** Start of Dataset content **
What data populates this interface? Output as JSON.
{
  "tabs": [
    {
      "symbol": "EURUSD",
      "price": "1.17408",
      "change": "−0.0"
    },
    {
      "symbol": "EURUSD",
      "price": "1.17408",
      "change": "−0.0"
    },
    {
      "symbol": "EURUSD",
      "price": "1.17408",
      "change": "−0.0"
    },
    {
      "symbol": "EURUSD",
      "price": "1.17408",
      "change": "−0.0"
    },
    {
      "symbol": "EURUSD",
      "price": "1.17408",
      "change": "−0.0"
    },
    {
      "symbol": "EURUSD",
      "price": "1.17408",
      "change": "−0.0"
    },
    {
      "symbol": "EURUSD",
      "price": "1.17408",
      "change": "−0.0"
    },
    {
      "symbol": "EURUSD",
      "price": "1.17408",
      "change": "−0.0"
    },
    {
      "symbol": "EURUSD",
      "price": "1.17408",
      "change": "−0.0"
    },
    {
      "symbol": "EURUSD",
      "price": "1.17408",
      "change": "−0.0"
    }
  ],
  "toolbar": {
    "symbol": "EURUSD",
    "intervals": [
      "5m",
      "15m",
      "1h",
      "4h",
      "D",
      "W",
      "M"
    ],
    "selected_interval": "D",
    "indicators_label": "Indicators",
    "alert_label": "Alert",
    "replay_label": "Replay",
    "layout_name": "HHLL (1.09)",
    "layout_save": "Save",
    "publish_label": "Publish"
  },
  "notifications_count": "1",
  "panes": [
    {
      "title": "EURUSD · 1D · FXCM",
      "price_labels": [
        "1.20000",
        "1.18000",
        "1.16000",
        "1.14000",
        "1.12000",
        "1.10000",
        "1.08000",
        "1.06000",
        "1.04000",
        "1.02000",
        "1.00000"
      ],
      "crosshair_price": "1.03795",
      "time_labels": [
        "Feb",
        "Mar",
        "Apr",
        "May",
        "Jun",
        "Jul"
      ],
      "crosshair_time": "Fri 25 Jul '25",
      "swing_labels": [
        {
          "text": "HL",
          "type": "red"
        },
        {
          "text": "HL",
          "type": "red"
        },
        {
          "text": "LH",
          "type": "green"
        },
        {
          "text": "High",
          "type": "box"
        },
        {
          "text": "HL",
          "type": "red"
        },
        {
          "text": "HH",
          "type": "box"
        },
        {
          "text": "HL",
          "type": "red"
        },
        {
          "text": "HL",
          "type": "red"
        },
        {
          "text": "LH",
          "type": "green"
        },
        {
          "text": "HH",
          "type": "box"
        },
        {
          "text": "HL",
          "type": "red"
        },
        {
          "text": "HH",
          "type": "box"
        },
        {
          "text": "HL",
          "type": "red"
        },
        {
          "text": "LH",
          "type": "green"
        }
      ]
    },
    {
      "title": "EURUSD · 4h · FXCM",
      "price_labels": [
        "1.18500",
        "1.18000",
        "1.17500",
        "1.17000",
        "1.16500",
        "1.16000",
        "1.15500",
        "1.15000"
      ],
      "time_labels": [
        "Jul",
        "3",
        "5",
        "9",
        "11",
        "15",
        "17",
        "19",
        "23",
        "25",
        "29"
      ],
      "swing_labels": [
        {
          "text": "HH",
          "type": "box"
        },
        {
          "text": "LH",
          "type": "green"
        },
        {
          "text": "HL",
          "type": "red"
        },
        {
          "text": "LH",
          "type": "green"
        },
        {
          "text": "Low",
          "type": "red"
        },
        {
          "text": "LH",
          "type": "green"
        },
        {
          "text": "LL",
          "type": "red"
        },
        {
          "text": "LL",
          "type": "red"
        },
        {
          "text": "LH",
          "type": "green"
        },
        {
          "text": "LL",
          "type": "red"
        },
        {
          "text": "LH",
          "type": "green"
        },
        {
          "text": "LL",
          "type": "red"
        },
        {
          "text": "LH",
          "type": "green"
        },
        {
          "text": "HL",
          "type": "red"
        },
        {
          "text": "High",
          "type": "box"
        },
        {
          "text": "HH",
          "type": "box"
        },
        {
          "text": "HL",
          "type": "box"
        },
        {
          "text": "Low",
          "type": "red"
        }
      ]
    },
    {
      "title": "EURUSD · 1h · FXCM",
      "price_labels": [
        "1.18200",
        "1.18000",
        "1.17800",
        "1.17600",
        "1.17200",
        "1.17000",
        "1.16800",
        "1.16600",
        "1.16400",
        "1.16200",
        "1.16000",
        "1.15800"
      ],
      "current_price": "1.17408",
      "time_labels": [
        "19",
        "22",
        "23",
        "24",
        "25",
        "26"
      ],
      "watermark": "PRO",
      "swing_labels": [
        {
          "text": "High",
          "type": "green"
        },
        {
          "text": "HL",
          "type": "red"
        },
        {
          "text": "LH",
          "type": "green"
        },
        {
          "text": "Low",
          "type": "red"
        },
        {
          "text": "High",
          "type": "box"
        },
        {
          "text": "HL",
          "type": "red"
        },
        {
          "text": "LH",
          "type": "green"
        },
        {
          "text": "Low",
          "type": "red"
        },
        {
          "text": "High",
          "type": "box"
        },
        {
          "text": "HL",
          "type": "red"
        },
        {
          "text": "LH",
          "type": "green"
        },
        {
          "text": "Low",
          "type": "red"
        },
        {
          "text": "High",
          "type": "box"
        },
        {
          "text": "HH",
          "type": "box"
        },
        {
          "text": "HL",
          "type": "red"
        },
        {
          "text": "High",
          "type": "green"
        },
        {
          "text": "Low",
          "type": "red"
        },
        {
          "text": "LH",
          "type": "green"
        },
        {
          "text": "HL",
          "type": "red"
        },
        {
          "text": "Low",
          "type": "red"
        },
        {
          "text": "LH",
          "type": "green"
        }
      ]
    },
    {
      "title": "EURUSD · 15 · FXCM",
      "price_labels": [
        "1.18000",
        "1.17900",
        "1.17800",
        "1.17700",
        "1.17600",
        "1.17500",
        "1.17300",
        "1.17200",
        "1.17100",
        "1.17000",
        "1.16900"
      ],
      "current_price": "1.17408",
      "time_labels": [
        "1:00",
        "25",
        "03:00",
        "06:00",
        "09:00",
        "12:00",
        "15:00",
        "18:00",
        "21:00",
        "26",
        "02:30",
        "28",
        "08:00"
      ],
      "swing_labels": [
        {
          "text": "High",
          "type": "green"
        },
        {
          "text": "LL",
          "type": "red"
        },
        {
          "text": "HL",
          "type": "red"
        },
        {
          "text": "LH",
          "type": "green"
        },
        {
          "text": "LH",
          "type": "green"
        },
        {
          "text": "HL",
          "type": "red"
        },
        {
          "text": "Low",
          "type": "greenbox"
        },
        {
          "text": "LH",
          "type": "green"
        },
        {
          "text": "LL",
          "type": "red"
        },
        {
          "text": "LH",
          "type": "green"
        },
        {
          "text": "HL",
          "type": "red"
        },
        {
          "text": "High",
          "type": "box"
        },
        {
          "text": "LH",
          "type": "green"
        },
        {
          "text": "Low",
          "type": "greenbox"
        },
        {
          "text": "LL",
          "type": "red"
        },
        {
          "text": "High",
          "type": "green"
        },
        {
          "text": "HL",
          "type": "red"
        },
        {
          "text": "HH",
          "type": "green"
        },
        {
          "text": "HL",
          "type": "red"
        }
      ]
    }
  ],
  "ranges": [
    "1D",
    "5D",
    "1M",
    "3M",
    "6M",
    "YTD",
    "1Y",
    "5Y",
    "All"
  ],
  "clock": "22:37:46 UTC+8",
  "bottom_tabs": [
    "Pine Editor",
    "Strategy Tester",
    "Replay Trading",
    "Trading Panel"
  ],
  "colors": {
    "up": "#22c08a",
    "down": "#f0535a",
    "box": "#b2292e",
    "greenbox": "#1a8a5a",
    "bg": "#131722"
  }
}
** End of Dataset content **
Take the lines above and print them exactly.

What data populates this interface? Output as JSON.
{
  "tabs": [
    {
      "symbol": "EURUSD",
      "price": "1.17408",
      "change": "−0.0"
    },
    {
      "symbol": "EURUSD",
      "price": "1.17408",
      "change": "−0.0"
    },
    {
      "symbol": "EURUSD",
      "price": "1.17408",
      "change": "−0.0"
    },
    {
      "symbol": "EURUSD",
      "price": "1.17408",
      "change": "−0.0"
    },
    {
      "symbol": "EURUSD",
      "price": "1.17408",
      "change": "−0.0"
    },
    {
      "symbol": "EURUSD",
      "price": "1.17408",
      "change": "−0.0"
    },
    {
      "symbol": "EURUSD",
      "price": "1.17408",
      "change": "−0.0"
    },
    {
      "symbol": "EURUSD",
      "price": "1.17408",
      "change": "−0.0"
    },
    {
      "symbol": "EURUSD",
      "price": "1.17408",
      "change": "−0.0"
    },
    {
      "symbol": "EURUSD",
      "price": "1.17408",
      "change": "−0.0"
    }
  ],
  "toolbar": {
    "symbol": "EURUSD",
    "intervals": [
      "5m",
      "15m",
      "1h",
      "4h",
      "D",
      "W",
      "M"
    ],
    "selected_interval": "D",
    "indicators_label": "Indicators",
    "alert_label": "Alert",
    "replay_label": "Replay",
    "layout_name": "HHLL (1.09)",
    "layout_save": "Save",
    "publish_label": "Publish"
  },
  "notifications_count": "1",
  "panes": [
    {
      "title": "EURUSD · 1D · FXCM",
      "price_labels": [
        "1.20000",
        "1.18000",
        "1.16000",
        "1.14000",
        "1.12000",
        "1.10000",
        "1.08000",
        "1.06000",
        "1.04000",
        "1.02000",
        "1.00000"
      ],
      "crosshair_price": "1.03795",
      "time_labels": [
        "Feb",
        "Mar",
        "Apr",
        "May",
        "Jun",
        "Jul"
      ],
      "crosshair_time": "Fri 25 Jul '25",
      "swing_labels": [
        {
          "text": "HL",
          "type": "red"
        },
        {
          "text": "HL",
          "type": "red"
        },
        {
          "text": "LH",
          "type": "green"
        },
        {
          "text": "High",
          "type": "box"
        },
        {
          "text": "HL",
          "type": "red"
        },
        {
          "text": "HH",
          "type": "box"
        },
        {
          "text": "HL",
          "type": "red"
        },
        {
          "text": "HL",
          "type": "red"
        },
        {
          "text": "LH",
          "type": "green"
        },
        {
          "text": "HH",
          "type": "box"
        },
        {
          "text": "HL",
          "type": "red"
        },
        {
          "text": "HH",
          "type": "box"
        },
        {
          "text": "HL",
          "type": "red"
        },
        {
          "text": "LH",
          "type": "green"
        }
      ]
    },
    {
      "title": "EURUSD · 4h · FXCM",
      "price_labels": [
        "1.18500",
        "1.18000",
        "1.17500",
        "1.17000",
        "1.16500",
        "1.16000",
        "1.15500",
        "1.15000"
      ],
      "time_labels": [
        "Jul",
        "3",
        "5",
        "9",
        "11",
        "15",
        "17",
        "19",
        "23",
        "25",
        "29"
      ],
      "swing_labels": [
        {
          "text": "HH",
          "type": "box"
        },
        {
          "text": "LH",
          "type": "green"
        },
        {
          "text": "HL",
          "type": "red"
        },
        {
          "text": "LH",
          "type": "green"
        },
        {
          "text": "Low",
          "type": "red"
        },
        {
          "text": "LH",
          "type": "green"
        },
        {
          "text": "LL",
          "type": "red"
        },
        {
          "text": "LL",
          "type": "red"
        },
        {
          "text": "LH",
          "type": "green"
        },
        {
          "text": "LL",
          "type": "red"
        },
        {
          "text": "LH",
          "type": "green"
        },
        {
          "text": "LL",
          "type": "red"
        },
        {
          "text": "LH",
          "type": "green"
        },
        {
          "text": "HL",
          "type": "red"
        },
        {
          "text": "High",
          "type": "box"
        },
        {
          "text": "HH",
          "type": "box"
        },
        {
          "text": "HL",
          "type": "box"
        },
        {
          "text": "Low",
          "type": "red"
        }
      ]
    },
    {
      "title": "EURUSD · 1h · FXCM",
      "price_labels": [
        "1.18200",
        "1.18000",
        "1.17800",
        "1.17600",
        "1.17200",
        "1.17000",
        "1.16800",
        "1.16600",
        "1.16400",
        "1.16200",
        "1.16000",
        "1.15800"
      ],
      "current_price": "1.17408",
      "time_labels": [
        "19",
        "22",
        "23",
        "24",
        "25",
        "26"
      ],
      "watermark": "PRO",
      "swing_labels": [
        {
          "text": "High",
          "type": "green"
        },
        {
          "text": "HL",
          "type": "red"
        },
        {
          "text": "LH",
          "type": "green"
        },
        {
          "text": "Low",
          "type": "red"
        },
        {
          "text": "High",
          "type": "box"
        },
        {
          "text": "HL",
          "type": "red"
        },
        {
          "text": "LH",
          "type": "green"
        },
        {
          "text": "Low",
          "type": "red"
        },
        {
          "text": "High",
          "type": "box"
        },
        {
          "text": "HL",
          "type": "red"
        },
        {
          "text": "LH",
          "type": "green"
        },
        {
          "text": "Low",
          "type": "red"
        },
        {
          "text": "High",
          "type": "box"
        },
        {
          "text": "HH",
          "type": "box"
        },
        {
          "text": "HL",
          "type": "red"
        },
        {
          "text": "High",
          "type": "green"
        },
        {
          "text": "Low",
          "type": "red"
        },
        {
          "text": "LH",
          "type": "green"
        },
        {
          "text": "HL",
          "type": "red"
        },
        {
          "text": "Low",
          "type": "red"
        },
        {
          "text": "LH",
          "type": "green"
        }
      ]
    },
    {
      "title": "EURUSD · 15 · FXCM",
      "price_labels": [
        "1.18000",
        "1.17900",
        "1.17800",
        "1.17700",
        "1.17600",
        "1.17500",
        "1.17300",
        "1.17200",
        "1.17100",
        "1.17000",
        "1.16900"
      ],
      "current_price": "1.17408",
      "time_labels": [
        "1:00",
        "25",
        "03:00",
        "06:00",
        "09:00",
        "12:00",
        "15:00",
        "18:00",
        "21:00",
        "26",
        "02:30",
        "28",
        "08:00"
      ],
      "swing_labels": [
        {
          "text": "High",
          "type": "green"
        },
        {
          "text": "LL",
          "type": "red"
        },
        {
          "text": "HL",
          "type": "red"
        },
        {
          "text": "LH",
          "type": "green"
        },
        {
          "text": "LH",
          "type": "green"
        },
        {
          "text": "HL",
          "type": "red"
        },
        {
          "text": "Low",
          "type": "greenbox"
        },
        {
          "text": "LH",
          "type": "green"
        },
        {
          "text": "LL",
          "type": "red"
        },
        {
          "text": "LH",
          "type": "green"
        },
        {
          "text": "HL",
          "type": "red"
        },
        {
          "text": "High",
          "type": "box"
        },
        {
          "text": "LH",
          "type": "green"
        },
        {
          "text": "Low",
          "type": "greenbox"
        },
        {
          "text": "LL",
          "type": "red"
        },
        {
          "text": "High",
          "type": "green"
        },
        {
          "text": "HL",
          "type": "red"
        },
        {
          "text": "HH",
          "type": "green"
        },
        {
          "text": "HL",
          "type": "red"
        }
      ]
    }
  ],
  "ranges": [
    "1D",
    "5D",
    "1M",
    "3M",
    "6M",
    "YTD",
    "1Y",
    "5Y",
    "All"
  ],
  "clock": "22:37:46 UTC+8",
  "bottom_tabs": [
    "Pine Editor",
    "Strategy Tester",
    "Replay Trading",
    "Trading Panel"
  ],
  "colors": {
    "up": "#22c08a",
    "down": "#f0535a",
    "box": "#b2292e",
    "greenbox": "#1a8a5a",
    "bg": "#131722"
  }
}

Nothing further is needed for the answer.